Text provided:
BTFP covers all losses, not just those up to $250,000, and the reimbursement money will come from the taxpayer-backed Deposit Insurance Fund (DIF) of the Federal Deposit Insurance Corporation (FDIC). The DIF had a balance of $128.2 billion at the end of 2022, according to the FDIC, while Silicon Valley Bank said it had $212 billion in assets and Signature Bank said it had $114 billion in assets.

“Disingenuous: that’s the right word to describe anyone (Treasury official or not) who claims the DIF is not ultimately backed by the taxpayer,” MIT economist Simon Johnson told the Washington Post’s Jeff Stein. However, Johnson believes this package is a positive development, telling the Daily Caller News Foundation it is, “good for the American taxpayer, saves the economy, and prevents recession.”

Heritage Foundation economist E.J. Antoni disagrees. “This complicates [the Fed’s] belated fight against inflation. As is often the case with government intervention, the cure is worse than the disease,” he told the DCNF.

Stored data entries:
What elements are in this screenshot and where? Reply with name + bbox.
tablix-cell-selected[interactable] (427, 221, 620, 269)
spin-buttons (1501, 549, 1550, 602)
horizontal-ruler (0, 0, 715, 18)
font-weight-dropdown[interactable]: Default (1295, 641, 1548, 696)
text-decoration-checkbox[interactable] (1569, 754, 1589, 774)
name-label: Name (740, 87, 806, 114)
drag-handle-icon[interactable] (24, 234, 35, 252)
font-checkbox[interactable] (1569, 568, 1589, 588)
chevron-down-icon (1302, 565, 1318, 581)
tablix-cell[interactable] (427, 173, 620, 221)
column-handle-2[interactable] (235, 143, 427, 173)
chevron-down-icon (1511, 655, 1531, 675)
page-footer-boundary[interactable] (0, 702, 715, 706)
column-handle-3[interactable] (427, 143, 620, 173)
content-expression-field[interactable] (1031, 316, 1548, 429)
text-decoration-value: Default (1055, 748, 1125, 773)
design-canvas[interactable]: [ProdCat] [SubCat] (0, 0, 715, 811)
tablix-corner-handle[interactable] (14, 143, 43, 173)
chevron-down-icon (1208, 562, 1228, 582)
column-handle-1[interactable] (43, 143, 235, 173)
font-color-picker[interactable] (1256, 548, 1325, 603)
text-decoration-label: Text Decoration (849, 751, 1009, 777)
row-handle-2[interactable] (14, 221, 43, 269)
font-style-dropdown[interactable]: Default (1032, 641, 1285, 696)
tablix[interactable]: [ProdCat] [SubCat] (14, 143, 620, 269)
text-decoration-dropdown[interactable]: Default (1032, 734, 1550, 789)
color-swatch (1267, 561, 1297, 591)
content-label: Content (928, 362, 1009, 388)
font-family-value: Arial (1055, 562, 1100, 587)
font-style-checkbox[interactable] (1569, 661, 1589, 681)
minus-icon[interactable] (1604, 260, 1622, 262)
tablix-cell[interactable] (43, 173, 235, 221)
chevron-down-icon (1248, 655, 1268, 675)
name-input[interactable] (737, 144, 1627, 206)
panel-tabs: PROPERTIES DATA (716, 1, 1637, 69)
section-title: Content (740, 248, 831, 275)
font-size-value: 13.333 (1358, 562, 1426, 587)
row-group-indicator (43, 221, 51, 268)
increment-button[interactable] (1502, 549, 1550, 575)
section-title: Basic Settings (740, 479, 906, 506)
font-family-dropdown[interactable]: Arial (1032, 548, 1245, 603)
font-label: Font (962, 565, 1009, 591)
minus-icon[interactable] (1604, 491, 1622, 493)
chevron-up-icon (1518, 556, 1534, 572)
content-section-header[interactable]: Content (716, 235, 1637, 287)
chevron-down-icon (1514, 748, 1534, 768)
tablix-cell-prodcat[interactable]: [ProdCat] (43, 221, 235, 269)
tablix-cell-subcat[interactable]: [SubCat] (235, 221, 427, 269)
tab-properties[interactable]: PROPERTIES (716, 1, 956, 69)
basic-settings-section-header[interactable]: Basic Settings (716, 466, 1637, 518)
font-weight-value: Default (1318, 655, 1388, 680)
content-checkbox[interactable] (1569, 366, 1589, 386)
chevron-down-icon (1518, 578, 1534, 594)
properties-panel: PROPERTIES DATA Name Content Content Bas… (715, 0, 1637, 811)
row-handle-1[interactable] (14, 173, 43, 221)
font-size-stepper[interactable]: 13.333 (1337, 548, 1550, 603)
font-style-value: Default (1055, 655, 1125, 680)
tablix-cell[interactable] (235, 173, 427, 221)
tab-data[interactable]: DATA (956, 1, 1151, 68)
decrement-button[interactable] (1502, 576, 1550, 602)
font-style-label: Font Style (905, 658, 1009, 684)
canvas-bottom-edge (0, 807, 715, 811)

Questions to answer:
a) List every dollar amount that appears in the passage on the BTFP.
b) According to the passage on the BTFP, to whom did Simon Johnson describe such claims as "Disingenuous"?
c) From the passage on the BTFP, extract the part that opens with the words "BTFP covers all" and closes with "billion in assets.".

Answers per task:
a)
$250,000
$128.2 billion
$212 billion
$114 billion

b) He said it to the Washington Post's Jeff Stein.

c)
BTFP covers all losses, not just those up to $250,000, and the reimbursement money will come from the taxpayer-backed Deposit Insurance Fund (DIF) of the Federal Deposit Insurance Corporation (FDIC). The DIF had a balance of $128.2 billion at the end of 2022, according to the FDIC, while Silicon Valley Bank said it had $212 billion in assets and Signature Bank said it had $114 billion in assets.